>> start Provided data
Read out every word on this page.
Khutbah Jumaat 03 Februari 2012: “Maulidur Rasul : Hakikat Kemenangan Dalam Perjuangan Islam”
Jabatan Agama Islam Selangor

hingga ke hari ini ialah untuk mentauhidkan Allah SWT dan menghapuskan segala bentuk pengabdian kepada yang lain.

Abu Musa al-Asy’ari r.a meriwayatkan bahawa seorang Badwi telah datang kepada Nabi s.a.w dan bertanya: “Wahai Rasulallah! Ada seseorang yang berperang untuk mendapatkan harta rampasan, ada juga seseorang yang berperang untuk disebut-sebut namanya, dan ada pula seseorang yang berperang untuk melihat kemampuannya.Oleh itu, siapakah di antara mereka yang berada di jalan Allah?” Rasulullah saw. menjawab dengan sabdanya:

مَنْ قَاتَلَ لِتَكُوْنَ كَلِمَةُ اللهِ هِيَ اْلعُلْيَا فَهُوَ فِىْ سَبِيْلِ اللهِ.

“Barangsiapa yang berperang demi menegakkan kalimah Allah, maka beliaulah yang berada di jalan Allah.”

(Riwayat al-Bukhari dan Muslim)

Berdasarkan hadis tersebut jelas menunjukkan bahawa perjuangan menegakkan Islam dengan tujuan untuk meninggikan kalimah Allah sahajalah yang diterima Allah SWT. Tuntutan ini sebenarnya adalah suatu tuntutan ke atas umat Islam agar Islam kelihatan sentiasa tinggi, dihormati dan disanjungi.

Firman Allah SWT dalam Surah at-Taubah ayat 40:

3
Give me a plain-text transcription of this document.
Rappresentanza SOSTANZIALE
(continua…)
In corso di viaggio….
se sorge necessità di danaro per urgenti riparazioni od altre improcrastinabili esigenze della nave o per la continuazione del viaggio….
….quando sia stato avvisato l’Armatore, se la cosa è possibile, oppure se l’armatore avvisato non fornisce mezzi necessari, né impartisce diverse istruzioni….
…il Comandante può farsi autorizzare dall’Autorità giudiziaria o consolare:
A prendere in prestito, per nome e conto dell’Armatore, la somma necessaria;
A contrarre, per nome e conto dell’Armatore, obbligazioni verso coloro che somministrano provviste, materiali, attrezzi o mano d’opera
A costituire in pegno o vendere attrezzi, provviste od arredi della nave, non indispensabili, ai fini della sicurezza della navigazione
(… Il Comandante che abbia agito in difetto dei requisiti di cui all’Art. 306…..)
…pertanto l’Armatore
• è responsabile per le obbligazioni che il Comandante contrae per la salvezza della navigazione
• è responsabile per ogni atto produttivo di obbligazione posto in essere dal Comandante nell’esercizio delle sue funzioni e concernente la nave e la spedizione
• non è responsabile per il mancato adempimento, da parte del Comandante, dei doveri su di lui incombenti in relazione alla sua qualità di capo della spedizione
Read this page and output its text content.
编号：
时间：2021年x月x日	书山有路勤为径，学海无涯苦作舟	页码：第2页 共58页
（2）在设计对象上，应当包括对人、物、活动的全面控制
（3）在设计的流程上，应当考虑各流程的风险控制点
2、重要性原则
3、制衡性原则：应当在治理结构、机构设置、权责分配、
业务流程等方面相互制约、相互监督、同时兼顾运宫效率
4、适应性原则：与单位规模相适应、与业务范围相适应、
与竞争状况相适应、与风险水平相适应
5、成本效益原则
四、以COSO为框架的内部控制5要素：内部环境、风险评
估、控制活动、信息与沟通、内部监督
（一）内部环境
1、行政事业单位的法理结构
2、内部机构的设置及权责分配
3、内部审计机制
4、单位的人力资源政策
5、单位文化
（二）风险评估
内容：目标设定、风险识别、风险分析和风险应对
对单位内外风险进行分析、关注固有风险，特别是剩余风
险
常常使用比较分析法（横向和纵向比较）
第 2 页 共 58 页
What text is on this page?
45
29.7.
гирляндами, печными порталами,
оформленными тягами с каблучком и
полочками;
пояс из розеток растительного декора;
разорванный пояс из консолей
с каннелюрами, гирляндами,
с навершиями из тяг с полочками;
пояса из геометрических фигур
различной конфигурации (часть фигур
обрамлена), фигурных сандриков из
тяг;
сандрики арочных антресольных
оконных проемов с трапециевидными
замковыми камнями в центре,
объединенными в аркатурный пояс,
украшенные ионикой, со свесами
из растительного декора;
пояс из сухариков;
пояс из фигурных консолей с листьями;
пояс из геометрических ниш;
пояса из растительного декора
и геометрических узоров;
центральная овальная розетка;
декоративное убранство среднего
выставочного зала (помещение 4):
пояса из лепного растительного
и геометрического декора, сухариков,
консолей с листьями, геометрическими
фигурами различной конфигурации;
>> end Provided data
[Written task] From the data above, extract every line in its exact form.

[Solution below]
Read out every word on this page.
Khutbah Jumaat 03 Februari 2012: “Maulidur Rasul : Hakikat Kemenangan Dalam Perjuangan Islam”
Jabatan Agama Islam Selangor

hingga ke hari ini ialah untuk mentauhidkan Allah SWT dan menghapuskan segala bentuk pengabdian kepada yang lain.

Abu Musa al-Asy’ari r.a meriwayatkan bahawa seorang Badwi telah datang kepada Nabi s.a.w dan bertanya: “Wahai Rasulallah! Ada seseorang yang berperang untuk mendapatkan harta rampasan, ada juga seseorang yang berperang untuk disebut-sebut namanya, dan ada pula seseorang yang berperang untuk melihat kemampuannya.Oleh itu, siapakah di antara mereka yang berada di jalan Allah?” Rasulullah saw. menjawab dengan sabdanya:

مَنْ قَاتَلَ لِتَكُوْنَ كَلِمَةُ اللهِ هِيَ اْلعُلْيَا فَهُوَ فِىْ سَبِيْلِ اللهِ.

“Barangsiapa yang berperang demi menegakkan kalimah Allah, maka beliaulah yang berada di jalan Allah.”

(Riwayat al-Bukhari dan Muslim)

Berdasarkan hadis tersebut jelas menunjukkan bahawa perjuangan menegakkan Islam dengan tujuan untuk meninggikan kalimah Allah sahajalah yang diterima Allah SWT. Tuntutan ini sebenarnya adalah suatu tuntutan ke atas umat Islam agar Islam kelihatan sentiasa tinggi, dihormati dan disanjungi.

Firman Allah SWT dalam Surah at-Taubah ayat 40:

3
Give me a plain-text transcription of this document.
Rappresentanza SOSTANZIALE
(continua…)
In corso di viaggio….
se sorge necessità di danaro per urgenti riparazioni od altre improcrastinabili esigenze della nave o per la continuazione del viaggio….
….quando sia stato avvisato l’Armatore, se la cosa è possibile, oppure se l’armatore avvisato non fornisce mezzi necessari, né impartisce diverse istruzioni….
…il Comandante può farsi autorizzare dall’Autorità giudiziaria o consolare:
A prendere in prestito, per nome e conto dell’Armatore, la somma necessaria;
A contrarre, per nome e conto dell’Armatore, obbligazioni verso coloro che somministrano provviste, materiali, attrezzi o mano d’opera
A costituire in pegno o vendere attrezzi, provviste od arredi della nave, non indispensabili, ai fini della sicurezza della navigazione
(… Il Comandante che abbia agito in difetto dei requisiti di cui all’Art. 306…..)
…pertanto l’Armatore
• è responsabile per le obbligazioni che il Comandante contrae per la salvezza della navigazione
• è responsabile per ogni atto produttivo di obbligazione posto in essere dal Comandante nell’esercizio delle sue funzioni e concernente la nave e la spedizione
• non è responsabile per il mancato adempimento, da parte del Comandante, dei doveri su di lui incombenti in relazione alla sua qualità di capo della spedizione
Read this page and output its text content.
编号：
时间：2021年x月x日	书山有路勤为径，学海无涯苦作舟	页码：第2页 共58页
（2）在设计对象上，应当包括对人、物、活动的全面控制
（3）在设计的流程上，应当考虑各流程的风险控制点
2、重要性原则
3、制衡性原则：应当在治理结构、机构设置、权责分配、
业务流程等方面相互制约、相互监督、同时兼顾运宫效率
4、适应性原则：与单位规模相适应、与业务范围相适应、
与竞争状况相适应、与风险水平相适应
5、成本效益原则
四、以COSO为框架的内部控制5要素：内部环境、风险评
估、控制活动、信息与沟通、内部监督
（一）内部环境
1、行政事业单位的法理结构
2、内部机构的设置及权责分配
3、内部审计机制
4、单位的人力资源政策
5、单位文化
（二）风险评估
内容：目标设定、风险识别、风险分析和风险应对
对单位内外风险进行分析、关注固有风险，特别是剩余风
险
常常使用比较分析法（横向和纵向比较）
第 2 页 共 58 页
What text is on this page?
45
29.7.
гирляндами, печными порталами,
оформленными тягами с каблучком и
полочками;
пояс из розеток растительного декора;
разорванный пояс из консолей
с каннелюрами, гирляндами,
с навершиями из тяг с полочками;
пояса из геометрических фигур
различной конфигурации (часть фигур
обрамлена), фигурных сандриков из
тяг;
сандрики арочных антресольных
оконных проемов с трапециевидными
замковыми камнями в центре,
объединенными в аркатурный пояс,
украшенные ионикой, со свесами
из растительного декора;
пояс из сухариков;
пояс из фигурных консолей с листьями;
пояс из геометрических ниш;
пояса из растительного декора
и геометрических узоров;
центральная овальная розетка;
декоративное убранство среднего
выставочного зала (помещение 4):
пояса из лепного растительного
и геометрического декора, сухариков,
консолей с листьями, геометрическими
фигурами различной конфигурации;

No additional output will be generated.